- [TEXT UNDER STUDY]:

──────

PRRSV NSP2 hijacks host lipophagy via a LIPE-PNPLA2-AMPK-MTOR axis to promote viral replication

  • Autophagy. 2026 May 27:1-27. doi: 10.1080/15548627.2026.2676077.
Zhenbang Zhu  1  2  3 Qianwen Lin  1  2  3 Xinyu Zhang  1  2  3 Meng Zhang  1  2  3 Yifan Yan  1  2  3 Wenqiang Wang  1  2  3 Wei Wen  1  2  3 Xiangdong Li  1  2  3  4
Affiliations
  • 1. Jiangsu Co-Innovation Center for Prevention and Control of Important Animal Infectious Diseases and Zoonoses, College of Veterinary Medicine, Yangzhou University, Yangzhou, Jiangsu province, PR China.
  • 2. Jiangsu Interdisciplinary Center for Zoonoses and Biosafety, Yangzhou University, Yangzhou, Jiangsu province, PR China.
  • 3. Jiangsu Key Laboratory of Zoonosis, Yangzhou University, Yangzhou, Jiangsu province, PR China.
  • 4. Joint International Research Laboratory of Agriculture and Agri-Product Safety, The Ministry of Education of China, Yangzhou University, Yangzhou, Jiangsu province, PR China.

──────

- [INFORMATION SUPPLIED]:
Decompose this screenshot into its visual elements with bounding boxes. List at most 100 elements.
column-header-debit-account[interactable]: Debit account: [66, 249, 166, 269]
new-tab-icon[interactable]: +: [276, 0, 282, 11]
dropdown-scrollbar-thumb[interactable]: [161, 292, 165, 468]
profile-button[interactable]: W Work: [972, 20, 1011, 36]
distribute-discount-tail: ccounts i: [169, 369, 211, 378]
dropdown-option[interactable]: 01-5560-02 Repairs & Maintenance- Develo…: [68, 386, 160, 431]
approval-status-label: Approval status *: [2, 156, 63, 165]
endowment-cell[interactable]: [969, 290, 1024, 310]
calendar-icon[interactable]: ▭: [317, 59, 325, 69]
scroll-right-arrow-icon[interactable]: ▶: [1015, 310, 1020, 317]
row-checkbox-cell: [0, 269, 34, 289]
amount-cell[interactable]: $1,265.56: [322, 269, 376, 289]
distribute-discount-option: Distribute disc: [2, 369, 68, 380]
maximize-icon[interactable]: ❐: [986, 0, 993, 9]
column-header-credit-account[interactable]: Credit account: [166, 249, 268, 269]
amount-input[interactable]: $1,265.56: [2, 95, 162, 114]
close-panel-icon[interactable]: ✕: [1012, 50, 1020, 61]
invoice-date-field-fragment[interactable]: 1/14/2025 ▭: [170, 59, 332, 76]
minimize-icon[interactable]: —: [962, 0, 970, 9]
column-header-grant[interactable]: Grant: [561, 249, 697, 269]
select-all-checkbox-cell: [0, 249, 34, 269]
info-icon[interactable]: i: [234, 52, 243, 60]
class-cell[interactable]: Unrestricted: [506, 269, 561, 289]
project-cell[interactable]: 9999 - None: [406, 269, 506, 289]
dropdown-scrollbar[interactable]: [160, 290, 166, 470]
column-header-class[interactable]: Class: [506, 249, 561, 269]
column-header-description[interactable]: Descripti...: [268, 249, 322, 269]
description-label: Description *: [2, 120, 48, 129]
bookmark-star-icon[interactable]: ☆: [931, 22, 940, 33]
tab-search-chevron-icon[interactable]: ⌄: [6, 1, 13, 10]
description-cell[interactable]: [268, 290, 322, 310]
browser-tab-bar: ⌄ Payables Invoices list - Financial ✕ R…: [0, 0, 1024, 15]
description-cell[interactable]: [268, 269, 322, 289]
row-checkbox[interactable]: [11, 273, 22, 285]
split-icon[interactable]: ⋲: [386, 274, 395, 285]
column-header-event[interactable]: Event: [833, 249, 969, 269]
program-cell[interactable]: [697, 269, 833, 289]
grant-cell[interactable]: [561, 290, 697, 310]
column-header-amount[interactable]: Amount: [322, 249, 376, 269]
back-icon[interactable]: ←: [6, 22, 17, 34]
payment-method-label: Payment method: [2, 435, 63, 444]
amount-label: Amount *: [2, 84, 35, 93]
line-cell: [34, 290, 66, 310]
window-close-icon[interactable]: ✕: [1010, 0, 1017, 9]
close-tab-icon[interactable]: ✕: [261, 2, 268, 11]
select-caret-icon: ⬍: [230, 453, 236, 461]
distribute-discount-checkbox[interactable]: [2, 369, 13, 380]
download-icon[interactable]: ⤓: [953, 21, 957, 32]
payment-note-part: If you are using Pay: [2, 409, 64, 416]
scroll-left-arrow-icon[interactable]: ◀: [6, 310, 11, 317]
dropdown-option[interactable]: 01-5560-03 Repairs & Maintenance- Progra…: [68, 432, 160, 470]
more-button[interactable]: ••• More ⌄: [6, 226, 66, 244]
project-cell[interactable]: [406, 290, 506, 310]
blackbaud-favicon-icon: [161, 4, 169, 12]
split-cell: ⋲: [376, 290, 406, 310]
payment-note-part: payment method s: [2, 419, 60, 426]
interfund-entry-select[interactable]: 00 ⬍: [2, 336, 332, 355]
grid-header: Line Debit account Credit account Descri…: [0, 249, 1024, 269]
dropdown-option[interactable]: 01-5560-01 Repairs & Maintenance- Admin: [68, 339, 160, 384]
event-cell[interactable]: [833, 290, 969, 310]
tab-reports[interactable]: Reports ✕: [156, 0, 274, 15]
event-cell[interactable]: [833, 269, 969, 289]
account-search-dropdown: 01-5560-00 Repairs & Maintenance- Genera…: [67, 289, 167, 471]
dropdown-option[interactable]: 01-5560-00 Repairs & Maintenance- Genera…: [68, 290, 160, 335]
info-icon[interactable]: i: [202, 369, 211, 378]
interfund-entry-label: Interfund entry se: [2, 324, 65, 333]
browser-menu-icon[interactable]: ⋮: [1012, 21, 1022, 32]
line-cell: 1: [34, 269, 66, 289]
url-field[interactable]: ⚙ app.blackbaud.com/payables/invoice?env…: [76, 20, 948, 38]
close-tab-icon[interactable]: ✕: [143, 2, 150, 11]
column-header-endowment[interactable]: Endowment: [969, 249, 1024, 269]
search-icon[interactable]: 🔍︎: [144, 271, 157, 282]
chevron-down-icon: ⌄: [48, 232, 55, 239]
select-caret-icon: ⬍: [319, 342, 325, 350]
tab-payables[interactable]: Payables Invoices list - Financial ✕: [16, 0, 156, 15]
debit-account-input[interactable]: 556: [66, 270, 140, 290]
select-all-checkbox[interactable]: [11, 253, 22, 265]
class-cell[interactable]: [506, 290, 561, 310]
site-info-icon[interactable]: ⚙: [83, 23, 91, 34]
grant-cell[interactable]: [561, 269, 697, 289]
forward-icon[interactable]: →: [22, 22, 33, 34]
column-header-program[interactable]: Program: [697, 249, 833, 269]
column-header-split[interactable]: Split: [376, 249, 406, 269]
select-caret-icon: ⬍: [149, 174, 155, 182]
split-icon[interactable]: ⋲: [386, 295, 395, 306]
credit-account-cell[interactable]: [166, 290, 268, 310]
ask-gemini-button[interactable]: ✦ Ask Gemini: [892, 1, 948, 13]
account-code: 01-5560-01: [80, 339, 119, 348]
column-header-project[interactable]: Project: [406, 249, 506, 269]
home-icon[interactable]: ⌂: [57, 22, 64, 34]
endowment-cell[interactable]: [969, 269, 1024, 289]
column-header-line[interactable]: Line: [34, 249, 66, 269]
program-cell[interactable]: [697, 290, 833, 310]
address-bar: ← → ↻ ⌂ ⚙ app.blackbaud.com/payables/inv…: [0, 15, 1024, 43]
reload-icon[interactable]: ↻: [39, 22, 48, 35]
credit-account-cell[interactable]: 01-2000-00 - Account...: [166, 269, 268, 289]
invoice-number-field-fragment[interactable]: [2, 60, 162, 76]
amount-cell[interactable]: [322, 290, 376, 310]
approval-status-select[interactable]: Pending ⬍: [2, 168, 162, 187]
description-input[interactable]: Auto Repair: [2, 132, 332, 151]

──────

- [PROBLEM REQUIREMENTS]:
Say whether each statement agrees with the header on PRRSV NSP2 and lipophagy, answering yes or no and quoting the deciding words of the text exactly.
1. The paper was published in the journal Autophagy.
2. One of the affiliations belongs to the Ministry of Education of China.
3. According to the title, NSP2 acts through the axis to inhibit viral replication.
The entries play no part in this.

- [ANSWER BOX]:
1. Yes: "Autophagy. 2026 May 27:1-27."
2. Yes: "The Ministry of Education of China"
3. No: "to promote viral replication"